* **DATA LISTING**
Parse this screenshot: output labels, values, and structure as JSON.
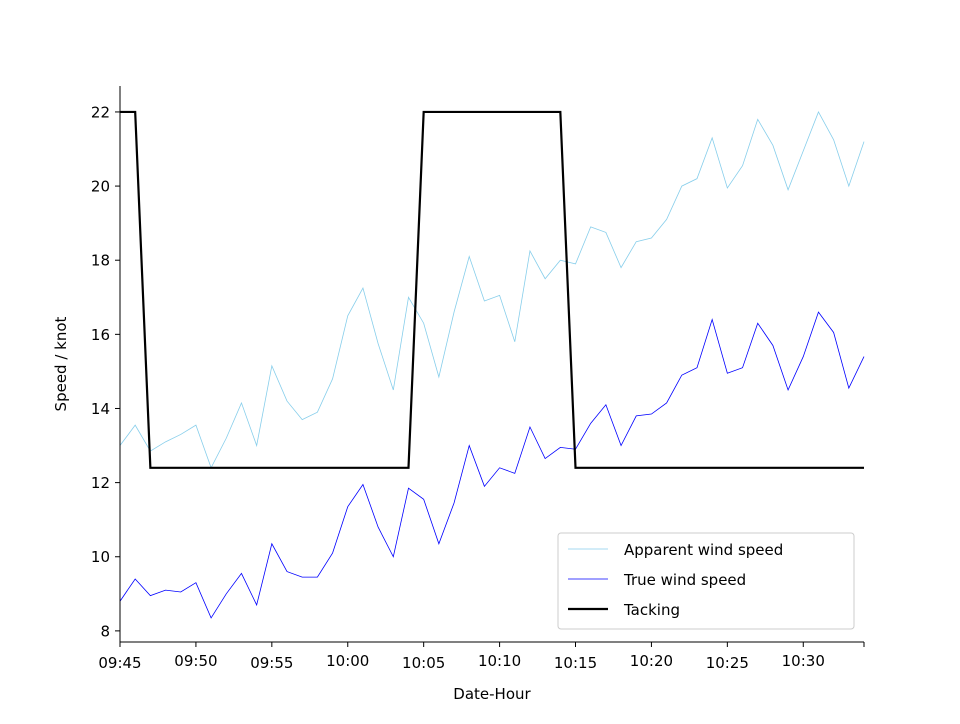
{
  "chart_data": {
    "type": "line",
    "xlabel": "Date-Hour",
    "ylabel": "Speed / knot",
    "xlim": [
      "09:45",
      "10:34"
    ],
    "ylim": [
      7.7,
      22.7
    ],
    "x_ticks": [
      "09:45",
      "09:50",
      "09:55",
      "10:00",
      "10:05",
      "10:10",
      "10:15",
      "10:20",
      "10:25",
      "10:30"
    ],
    "y_ticks": [
      8,
      10,
      12,
      14,
      16,
      18,
      20,
      22
    ],
    "grid": false,
    "legend_position": "lower right",
    "x": [
      "09:45",
      "09:46",
      "09:47",
      "09:48",
      "09:49",
      "09:50",
      "09:51",
      "09:52",
      "09:53",
      "09:54",
      "09:55",
      "09:56",
      "09:57",
      "09:58",
      "09:59",
      "10:00",
      "10:01",
      "10:02",
      "10:03",
      "10:04",
      "10:05",
      "10:06",
      "10:07",
      "10:08",
      "10:09",
      "10:10",
      "10:11",
      "10:12",
      "10:13",
      "10:14",
      "10:15",
      "10:16",
      "10:17",
      "10:18",
      "10:19",
      "10:20",
      "10:21",
      "10:22",
      "10:23",
      "10:24",
      "10:25",
      "10:26",
      "10:27",
      "10:28",
      "10:29",
      "10:30",
      "10:31",
      "10:32",
      "10:33",
      "10:34"
    ],
    "series": [
      {
        "name": "Apparent wind speed",
        "color": "#87ceeb",
        "values": [
          13.0,
          13.55,
          12.85,
          13.1,
          13.3,
          13.55,
          12.4,
          13.2,
          14.15,
          13.0,
          15.15,
          14.2,
          13.7,
          13.9,
          14.8,
          16.5,
          17.25,
          15.75,
          14.5,
          17.0,
          16.3,
          14.85,
          16.6,
          18.1,
          16.9,
          17.05,
          15.8,
          18.25,
          17.5,
          18.0,
          17.9,
          18.9,
          18.75,
          17.8,
          18.5,
          18.6,
          19.1,
          20.0,
          20.2,
          21.3,
          19.95,
          20.55,
          21.8,
          21.1,
          19.9,
          20.95,
          22.0,
          21.25,
          20.0,
          21.2
        ]
      },
      {
        "name": "True wind speed",
        "color": "#0000ff",
        "values": [
          8.8,
          9.4,
          8.95,
          9.1,
          9.05,
          9.3,
          8.35,
          9.0,
          9.55,
          8.7,
          10.35,
          9.6,
          9.45,
          9.45,
          10.1,
          11.35,
          11.95,
          10.8,
          10.0,
          11.85,
          11.55,
          10.35,
          11.45,
          13.0,
          11.9,
          12.4,
          12.25,
          13.5,
          12.65,
          12.95,
          12.9,
          13.6,
          14.1,
          13.0,
          13.8,
          13.85,
          14.15,
          14.9,
          15.1,
          16.4,
          14.95,
          15.1,
          16.3,
          15.7,
          14.5,
          15.4,
          16.6,
          16.05,
          14.55,
          15.4
        ]
      },
      {
        "name": "Tacking",
        "color": "#000000",
        "values": [
          22.0,
          22.0,
          12.4,
          12.4,
          12.4,
          12.4,
          12.4,
          12.4,
          12.4,
          12.4,
          12.4,
          12.4,
          12.4,
          12.4,
          12.4,
          12.4,
          12.4,
          12.4,
          12.4,
          12.4,
          22.0,
          22.0,
          22.0,
          22.0,
          22.0,
          22.0,
          22.0,
          22.0,
          22.0,
          22.0,
          12.4,
          12.4,
          12.4,
          12.4,
          12.4,
          12.4,
          12.4,
          12.4,
          12.4,
          12.4,
          12.4,
          12.4,
          12.4,
          12.4,
          12.4,
          12.4,
          12.4,
          12.4,
          12.4,
          12.4
        ]
      }
    ]
  }
}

* **WHAT YOU HAVE TO DO**
Look for the word "color" and return every line where it occurs.

* **RESULT FOR THIS EXERCISE**
        "color": "#87ceeb",
        "color": "#0000ff",
        "color": "#000000",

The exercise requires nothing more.